* Recorded data:
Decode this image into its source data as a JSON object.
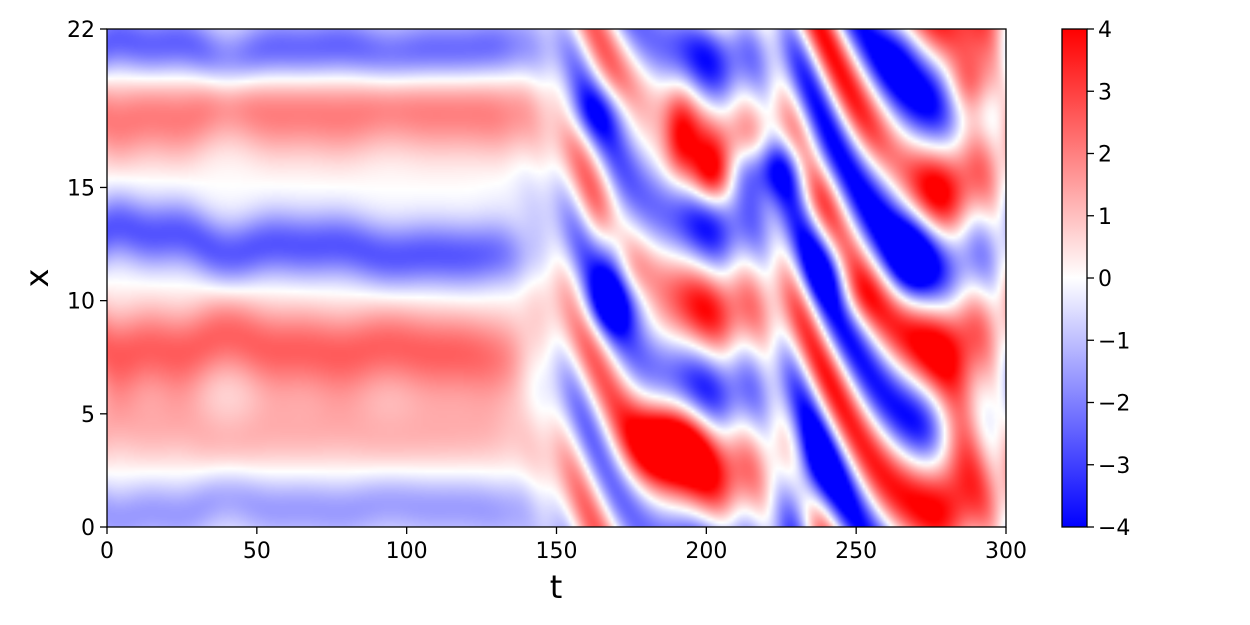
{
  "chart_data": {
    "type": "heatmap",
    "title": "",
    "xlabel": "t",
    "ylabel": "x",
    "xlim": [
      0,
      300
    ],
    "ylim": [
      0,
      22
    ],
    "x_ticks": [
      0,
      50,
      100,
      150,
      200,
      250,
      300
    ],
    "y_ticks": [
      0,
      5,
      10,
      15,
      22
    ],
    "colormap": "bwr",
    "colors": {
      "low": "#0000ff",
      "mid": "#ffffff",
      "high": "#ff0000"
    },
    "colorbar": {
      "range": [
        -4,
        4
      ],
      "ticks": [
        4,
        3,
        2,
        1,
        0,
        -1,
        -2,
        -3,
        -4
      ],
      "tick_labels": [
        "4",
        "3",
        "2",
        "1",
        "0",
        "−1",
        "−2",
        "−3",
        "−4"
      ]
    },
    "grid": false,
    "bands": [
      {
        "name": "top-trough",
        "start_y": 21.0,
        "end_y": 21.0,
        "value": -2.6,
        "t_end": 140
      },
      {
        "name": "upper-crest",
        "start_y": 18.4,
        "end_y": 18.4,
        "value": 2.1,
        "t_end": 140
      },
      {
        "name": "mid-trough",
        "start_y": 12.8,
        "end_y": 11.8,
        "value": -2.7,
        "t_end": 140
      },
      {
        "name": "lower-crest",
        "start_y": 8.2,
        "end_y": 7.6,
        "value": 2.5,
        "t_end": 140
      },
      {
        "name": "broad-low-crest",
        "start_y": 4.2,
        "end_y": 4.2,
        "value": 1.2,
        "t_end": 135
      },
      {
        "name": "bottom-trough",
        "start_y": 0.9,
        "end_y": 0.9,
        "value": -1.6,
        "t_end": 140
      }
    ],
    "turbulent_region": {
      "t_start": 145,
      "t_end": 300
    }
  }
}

* Task to carry out: Where a line of the records above holds the word "value", copy that line.

* Answer to the exercise:
        "value": -2.6,
        "value": 2.1,
        "value": -2.7,
        "value": 2.5,
        "value": 1.2,
        "value": -1.6,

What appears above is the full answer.